Problem statement: Reproduce all of the data below without alteration; exclude every picture.

------ Data to process ------

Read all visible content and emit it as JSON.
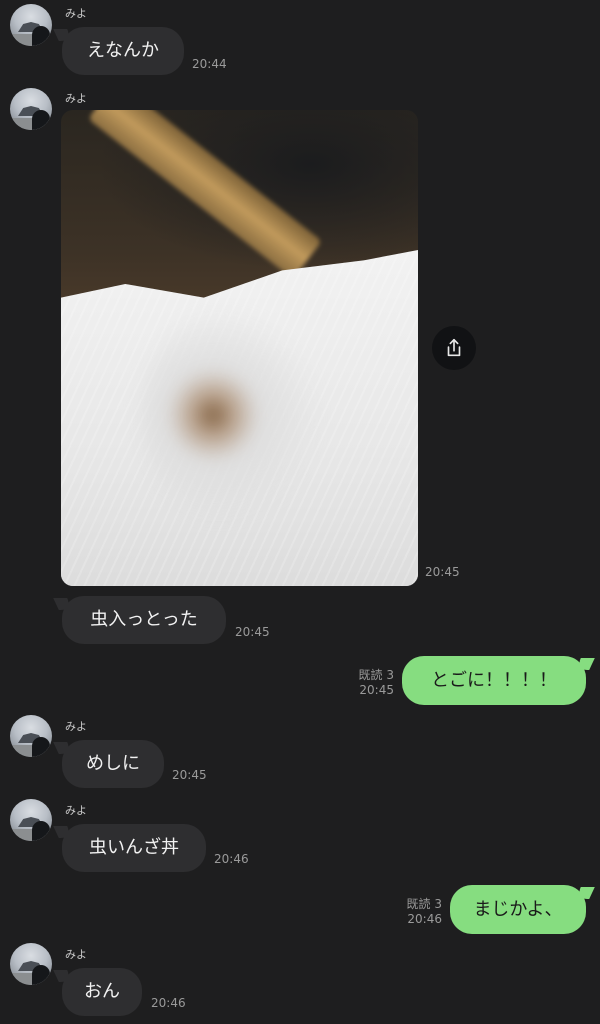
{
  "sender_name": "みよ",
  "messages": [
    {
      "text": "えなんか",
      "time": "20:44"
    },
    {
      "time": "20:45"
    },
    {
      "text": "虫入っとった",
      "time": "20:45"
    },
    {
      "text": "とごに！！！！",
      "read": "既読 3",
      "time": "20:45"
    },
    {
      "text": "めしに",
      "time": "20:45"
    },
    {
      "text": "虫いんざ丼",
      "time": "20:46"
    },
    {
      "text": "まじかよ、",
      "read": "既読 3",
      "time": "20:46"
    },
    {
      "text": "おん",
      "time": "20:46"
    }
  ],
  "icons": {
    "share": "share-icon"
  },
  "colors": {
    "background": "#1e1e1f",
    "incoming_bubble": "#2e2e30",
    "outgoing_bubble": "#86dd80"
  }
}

------

Response to this task:
Read all visible content and emit it as JSON.
{
  "sender_name": "みよ",
  "messages": [
    {
      "text": "えなんか",
      "time": "20:44"
    },
    {
      "time": "20:45"
    },
    {
      "text": "虫入っとった",
      "time": "20:45"
    },
    {
      "text": "とごに！！！！",
      "read": "既読 3",
      "time": "20:45"
    },
    {
      "text": "めしに",
      "time": "20:45"
    },
    {
      "text": "虫いんざ丼",
      "time": "20:46"
    },
    {
      "text": "まじかよ、",
      "read": "既読 3",
      "time": "20:46"
    },
    {
      "text": "おん",
      "time": "20:46"
    }
  ],
  "icons": {
    "share": "share-icon"
  },
  "colors": {
    "background": "#1e1e1f",
    "incoming_bubble": "#2e2e30",
    "outgoing_bubble": "#86dd80"
  }
}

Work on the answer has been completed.